Pictures stay out of the copy; set down each line of the listing below exactly.

____ Records supplied

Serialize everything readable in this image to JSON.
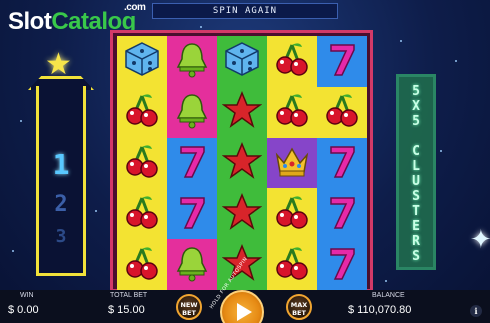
{
  "logo": {
    "slot": "Slot",
    "catalog": "Catalog",
    "com": ".com"
  },
  "banner": {
    "text": "SPIN AGAIN"
  },
  "levels": [
    "1",
    "2",
    "3"
  ],
  "cluster_label": [
    "5",
    "X",
    "5",
    " ",
    "C",
    "L",
    "U",
    "S",
    "T",
    "E",
    "R",
    "S"
  ],
  "grid": [
    [
      {
        "symbol": "dice-icon",
        "bg": "yellow"
      },
      {
        "symbol": "bell-icon",
        "bg": "pink"
      },
      {
        "symbol": "dice-icon",
        "bg": "green"
      },
      {
        "symbol": "cherry-icon",
        "bg": "yellow"
      },
      {
        "symbol": "seven-icon",
        "bg": "blue"
      }
    ],
    [
      {
        "symbol": "cherry-icon",
        "bg": "yellow"
      },
      {
        "symbol": "bell-icon",
        "bg": "pink"
      },
      {
        "symbol": "star-icon",
        "bg": "green"
      },
      {
        "symbol": "cherry-icon",
        "bg": "yellow"
      },
      {
        "symbol": "cherry-icon",
        "bg": "yellow"
      }
    ],
    [
      {
        "symbol": "cherry-icon",
        "bg": "yellow"
      },
      {
        "symbol": "seven-icon",
        "bg": "blue"
      },
      {
        "symbol": "star-icon",
        "bg": "green"
      },
      {
        "symbol": "crown-icon",
        "bg": "purple"
      },
      {
        "symbol": "seven-icon",
        "bg": "blue"
      }
    ],
    [
      {
        "symbol": "cherry-icon",
        "bg": "yellow"
      },
      {
        "symbol": "seven-icon",
        "bg": "blue"
      },
      {
        "symbol": "star-icon",
        "bg": "green"
      },
      {
        "symbol": "cherry-icon",
        "bg": "yellow"
      },
      {
        "symbol": "seven-icon",
        "bg": "blue"
      }
    ],
    [
      {
        "symbol": "cherry-icon",
        "bg": "yellow"
      },
      {
        "symbol": "bell-icon",
        "bg": "pink"
      },
      {
        "symbol": "star-icon",
        "bg": "green"
      },
      {
        "symbol": "cherry-icon",
        "bg": "yellow"
      },
      {
        "symbol": "seven-icon",
        "bg": "blue"
      }
    ]
  ],
  "bottom": {
    "win_label": "WIN",
    "win_value": "$ 0.00",
    "total_bet_label": "TOTAL BET",
    "total_bet_value": "$ 15.00",
    "new_bet": "NEW BET",
    "autospin": "HOLD FOR AUTOSPIN",
    "max_bet": "MAX BET",
    "balance_label": "BALANCE",
    "balance_value": "$ 110,070.80",
    "info": "i"
  }
}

________

Output for this exercise =
Serialize everything readable in this image to JSON.
{
  "logo": {
    "slot": "Slot",
    "catalog": "Catalog",
    "com": ".com"
  },
  "banner": {
    "text": "SPIN AGAIN"
  },
  "levels": [
    "1",
    "2",
    "3"
  ],
  "cluster_label": [
    "5",
    "X",
    "5",
    " ",
    "C",
    "L",
    "U",
    "S",
    "T",
    "E",
    "R",
    "S"
  ],
  "grid": [
    [
      {
        "symbol": "dice-icon",
        "bg": "yellow"
      },
      {
        "symbol": "bell-icon",
        "bg": "pink"
      },
      {
        "symbol": "dice-icon",
        "bg": "green"
      },
      {
        "symbol": "cherry-icon",
        "bg": "yellow"
      },
      {
        "symbol": "seven-icon",
        "bg": "blue"
      }
    ],
    [
      {
        "symbol": "cherry-icon",
        "bg": "yellow"
      },
      {
        "symbol": "bell-icon",
        "bg": "pink"
      },
      {
        "symbol": "star-icon",
        "bg": "green"
      },
      {
        "symbol": "cherry-icon",
        "bg": "yellow"
      },
      {
        "symbol": "cherry-icon",
        "bg": "yellow"
      }
    ],
    [
      {
        "symbol": "cherry-icon",
        "bg": "yellow"
      },
      {
        "symbol": "seven-icon",
        "bg": "blue"
      },
      {
        "symbol": "star-icon",
        "bg": "green"
      },
      {
        "symbol": "crown-icon",
        "bg": "purple"
      },
      {
        "symbol": "seven-icon",
        "bg": "blue"
      }
    ],
    [
      {
        "symbol": "cherry-icon",
        "bg": "yellow"
      },
      {
        "symbol": "seven-icon",
        "bg": "blue"
      },
      {
        "symbol": "star-icon",
        "bg": "green"
      },
      {
        "symbol": "cherry-icon",
        "bg": "yellow"
      },
      {
        "symbol": "seven-icon",
        "bg": "blue"
      }
    ],
    [
      {
        "symbol": "cherry-icon",
        "bg": "yellow"
      },
      {
        "symbol": "bell-icon",
        "bg": "pink"
      },
      {
        "symbol": "star-icon",
        "bg": "green"
      },
      {
        "symbol": "cherry-icon",
        "bg": "yellow"
      },
      {
        "symbol": "seven-icon",
        "bg": "blue"
      }
    ]
  ],
  "bottom": {
    "win_label": "WIN",
    "win_value": "$ 0.00",
    "total_bet_label": "TOTAL BET",
    "total_bet_value": "$ 15.00",
    "new_bet": "NEW BET",
    "autospin": "HOLD FOR AUTOSPIN",
    "max_bet": "MAX BET",
    "balance_label": "BALANCE",
    "balance_value": "$ 110,070.80",
    "info": "i"
  }
}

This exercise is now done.